**ПРЕДЛОЖЕННЫЙ ТЕКСТ:**
---+---

У Питера была своя бензозаправка, приносившая хороший доход, — один из видов собственности, которую он приобрел к двадцати годам. Время от времени он делал внезапные проверки, сличая сумму наличных денег в кассе с количеством проданных галлонов бензина. Ему ни разу не удалось обнаружить недостачи, но, несмотря на это, он испытывал панический страх при мысли о том, что его обкрадывают.

— Он становился как сумасшедший, его невозможно было переубедить, — сказала Элен.

Как ни наивны были их друзья, они все-таки поняли, что Питер болен, и с трудом уговорили его показаться кливлендским врачам. На какое-то время, казалось, наступило облегчение, но потом они с Элен собрались ехать в отпуск в Канаду, и тут он покончил с собой.

Во всем этом было что-то очень знакомое, но я не мог понять что. Рассказ не вызывал интереса с медицинской точки зрения и не возбуждал желания описать историю Питера как случай параноидального психоза. В лишенном логики поведении я слышал тайные движения души и вслед за Элен, которая отказывалась реально взглянуть на происшедшее, меня интересовало именно то, на что не было ответа. Как мог молодой преуспевающий человек покончить с собой? Да еще в провинциальной глуши, вдали от городской суеты с ее жестокой борьбой за самоутверждение? Какая логика, незримо правящая нашей жизнью, предопределила эту смерть?

---+---

**ИСХОДНЫЙ МАТЕРИАЛ:**
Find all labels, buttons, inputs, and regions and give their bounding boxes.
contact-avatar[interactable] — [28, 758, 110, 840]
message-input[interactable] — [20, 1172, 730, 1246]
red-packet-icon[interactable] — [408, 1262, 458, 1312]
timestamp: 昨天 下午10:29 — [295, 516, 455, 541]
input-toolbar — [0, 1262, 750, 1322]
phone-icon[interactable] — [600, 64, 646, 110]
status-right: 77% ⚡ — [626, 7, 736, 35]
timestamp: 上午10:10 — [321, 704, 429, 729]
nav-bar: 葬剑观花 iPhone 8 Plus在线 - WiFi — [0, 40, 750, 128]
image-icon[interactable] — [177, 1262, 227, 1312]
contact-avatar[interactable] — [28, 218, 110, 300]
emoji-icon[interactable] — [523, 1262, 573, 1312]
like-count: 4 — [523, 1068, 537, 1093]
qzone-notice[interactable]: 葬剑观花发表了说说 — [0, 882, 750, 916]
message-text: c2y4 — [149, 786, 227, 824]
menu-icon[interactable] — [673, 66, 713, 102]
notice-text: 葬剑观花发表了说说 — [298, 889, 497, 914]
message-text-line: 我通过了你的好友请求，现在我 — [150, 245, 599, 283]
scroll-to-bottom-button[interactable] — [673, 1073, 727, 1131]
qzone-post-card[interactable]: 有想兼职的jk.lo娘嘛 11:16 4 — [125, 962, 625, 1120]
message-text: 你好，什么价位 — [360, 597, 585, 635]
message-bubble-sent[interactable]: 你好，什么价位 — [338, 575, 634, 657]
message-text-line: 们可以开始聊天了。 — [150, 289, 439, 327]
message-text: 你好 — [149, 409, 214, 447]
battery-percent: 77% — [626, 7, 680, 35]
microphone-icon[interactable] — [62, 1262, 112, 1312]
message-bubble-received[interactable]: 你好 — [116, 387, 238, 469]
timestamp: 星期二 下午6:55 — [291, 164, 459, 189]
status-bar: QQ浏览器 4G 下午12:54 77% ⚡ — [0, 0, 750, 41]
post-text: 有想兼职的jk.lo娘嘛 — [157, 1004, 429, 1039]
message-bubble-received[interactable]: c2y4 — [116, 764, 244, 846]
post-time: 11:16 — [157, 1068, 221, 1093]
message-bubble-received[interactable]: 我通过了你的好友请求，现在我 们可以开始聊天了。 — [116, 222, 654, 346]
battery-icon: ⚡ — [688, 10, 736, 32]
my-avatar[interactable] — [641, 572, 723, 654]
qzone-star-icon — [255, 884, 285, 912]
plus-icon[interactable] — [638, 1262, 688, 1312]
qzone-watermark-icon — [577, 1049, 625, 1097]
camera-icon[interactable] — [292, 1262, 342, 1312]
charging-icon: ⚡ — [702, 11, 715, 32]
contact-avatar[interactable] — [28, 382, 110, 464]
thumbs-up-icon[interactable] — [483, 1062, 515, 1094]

---+---

**ЗАДАНИЕ 1:**
Определите, соответствуют ли тексту о Питере утверждения (а), (б) и (в). На каждое ответьте «да» или «нет» и приведите точную цитату из текста, которая это подтверждает.
(а) Во время внезапных проверок Питер находил недостачу в кассе.
(б) Друзья уговорили Питера показаться кливлендским врачам.
(в) Рассказ об истории Питера вызвал у рассказчика интерес с медицинской точки зрения.
**ЗАДАНИЕ 2:**
Продолжите текст о Питере, начав сразу после его последнего предложения.

**ОТВЕТ НА ЗАДАНИЕ 1:**
(а) Нет: «Ему ни разу не удалось обнаружить недостачи».
(б) Да: «с трудом уговорили его показаться кливлендским врачам».
(в) Нет: «Рассказ не вызывал интереса с медицинской точки зрения».

**ОТВЕТ НА ЗАДАНИЕ 2:**
История «человека, которому всегда везло» неотступно преследовала меня последующие три года — сначала в виде романа, которому я не нашел издателя, потом в виде пьесы, премьера которой состоялась в 1944 году — моя первая премьера на Бродвее, выдержавшая всего четыре представления и не имевшая никакого успеха. Однако, работая над этим произведением, я впервые в жизни почувствовал себя драматургом, а может быть, и человеком.

Начать хотя бы с того, что Элен удивительно напоминала мою двоюродную сестру Джин, дочь тетушки Эстер, которая жила напротив нас на 3-й Ист-стрит в Бруклине. Обе молодые женщины с мягкими тихими голосами были отважные, улыбчивые натуры, которых сразила внезапная кончина их мужей. Супруг Джин, Мойша Фишлер, был красивым мужчиной с ровными сверкающими белыми зубами, обольстительной черной родинкой на гладковыбритой щеке, блестящими волосами цвета воронова крыла, невысокий и ладно скроенный. К тридцати годам он достиг немало — от него исходило ощущение спокойной уверенности и успеха. Во время Депрессии все кругом разорились, а его дела шли неуклонно в гору, и он стал большим человеком в текстильной промышленности. Но какая-то тень пролегла между ним и женой, и теперь они едва разговаривали.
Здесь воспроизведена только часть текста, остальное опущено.